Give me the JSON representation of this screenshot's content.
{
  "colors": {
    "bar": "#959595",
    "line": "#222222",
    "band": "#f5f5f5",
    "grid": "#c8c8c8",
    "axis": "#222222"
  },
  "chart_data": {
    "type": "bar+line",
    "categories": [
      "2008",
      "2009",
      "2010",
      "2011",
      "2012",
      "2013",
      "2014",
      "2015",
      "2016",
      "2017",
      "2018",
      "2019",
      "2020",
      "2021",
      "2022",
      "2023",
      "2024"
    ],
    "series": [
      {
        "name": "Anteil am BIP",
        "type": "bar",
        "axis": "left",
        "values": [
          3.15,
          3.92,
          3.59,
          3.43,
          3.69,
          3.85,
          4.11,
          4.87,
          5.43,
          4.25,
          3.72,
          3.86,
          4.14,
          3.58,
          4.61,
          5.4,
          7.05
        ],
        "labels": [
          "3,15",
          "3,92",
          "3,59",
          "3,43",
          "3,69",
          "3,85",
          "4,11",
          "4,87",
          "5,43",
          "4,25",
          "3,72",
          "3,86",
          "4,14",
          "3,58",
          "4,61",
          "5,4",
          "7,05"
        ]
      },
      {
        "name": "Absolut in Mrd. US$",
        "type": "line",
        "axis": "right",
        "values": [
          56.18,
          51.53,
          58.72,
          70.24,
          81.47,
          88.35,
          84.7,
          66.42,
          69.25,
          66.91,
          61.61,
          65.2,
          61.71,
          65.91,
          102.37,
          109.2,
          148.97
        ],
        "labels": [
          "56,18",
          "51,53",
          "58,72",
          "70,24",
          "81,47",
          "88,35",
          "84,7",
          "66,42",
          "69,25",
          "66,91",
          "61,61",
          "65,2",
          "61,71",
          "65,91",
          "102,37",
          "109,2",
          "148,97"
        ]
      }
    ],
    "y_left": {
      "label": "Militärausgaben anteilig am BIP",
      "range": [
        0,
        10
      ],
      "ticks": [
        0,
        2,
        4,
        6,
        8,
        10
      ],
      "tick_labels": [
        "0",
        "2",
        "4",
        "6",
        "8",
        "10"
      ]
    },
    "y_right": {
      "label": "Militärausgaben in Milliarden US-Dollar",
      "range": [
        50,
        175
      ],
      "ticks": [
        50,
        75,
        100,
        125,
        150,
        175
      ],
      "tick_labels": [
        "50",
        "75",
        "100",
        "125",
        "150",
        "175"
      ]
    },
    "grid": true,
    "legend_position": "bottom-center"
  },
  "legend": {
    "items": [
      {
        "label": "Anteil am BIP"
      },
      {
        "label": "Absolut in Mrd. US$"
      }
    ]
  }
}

━━━━

**Directions:** Write out all records exactly, keeping every detail.

**Response to the exercise:**
Give me the JSON representation of this screenshot's content.
{
  "colors": {
    "bar": "#959595",
    "line": "#222222",
    "band": "#f5f5f5",
    "grid": "#c8c8c8",
    "axis": "#222222"
  },
  "chart_data": {
    "type": "bar+line",
    "categories": [
      "2008",
      "2009",
      "2010",
      "2011",
      "2012",
      "2013",
      "2014",
      "2015",
      "2016",
      "2017",
      "2018",
      "2019",
      "2020",
      "2021",
      "2022",
      "2023",
      "2024"
    ],
    "series": [
      {
        "name": "Anteil am BIP",
        "type": "bar",
        "axis": "left",
        "values": [
          3.15,
          3.92,
          3.59,
          3.43,
          3.69,
          3.85,
          4.11,
          4.87,
          5.43,
          4.25,
          3.72,
          3.86,
          4.14,
          3.58,
          4.61,
          5.4,
          7.05
        ],
        "labels": [
          "3,15",
          "3,92",
          "3,59",
          "3,43",
          "3,69",
          "3,85",
          "4,11",
          "4,87",
          "5,43",
          "4,25",
          "3,72",
          "3,86",
          "4,14",
          "3,58",
          "4,61",
          "5,4",
          "7,05"
        ]
      },
      {
        "name": "Absolut in Mrd. US$",
        "type": "line",
        "axis": "right",
        "values": [
          56.18,
          51.53,
          58.72,
          70.24,
          81.47,
          88.35,
          84.7,
          66.42,
          69.25,
          66.91,
          61.61,
          65.2,
          61.71,
          65.91,
          102.37,
          109.2,
          148.97
        ],
        "labels": [
          "56,18",
          "51,53",
          "58,72",
          "70,24",
          "81,47",
          "88,35",
          "84,7",
          "66,42",
          "69,25",
          "66,91",
          "61,61",
          "65,2",
          "61,71",
          "65,91",
          "102,37",
          "109,2",
          "148,97"
        ]
      }
    ],
    "y_left": {
      "label": "Militärausgaben anteilig am BIP",
      "range": [
        0,
        10
      ],
      "ticks": [
        0,
        2,
        4,
        6,
        8,
        10
      ],
      "tick_labels": [
        "0",
        "2",
        "4",
        "6",
        "8",
        "10"
      ]
    },
    "y_right": {
      "label": "Militärausgaben in Milliarden US-Dollar",
      "range": [
        50,
        175
      ],
      "ticks": [
        50,
        75,
        100,
        125,
        150,
        175
      ],
      "tick_labels": [
        "50",
        "75",
        "100",
        "125",
        "150",
        "175"
      ]
    },
    "grid": true,
    "legend_position": "bottom-center"
  },
  "legend": {
    "items": [
      {
        "label": "Anteil am BIP"
      },
      {
        "label": "Absolut in Mrd. US$"
      }
    ]
  }
}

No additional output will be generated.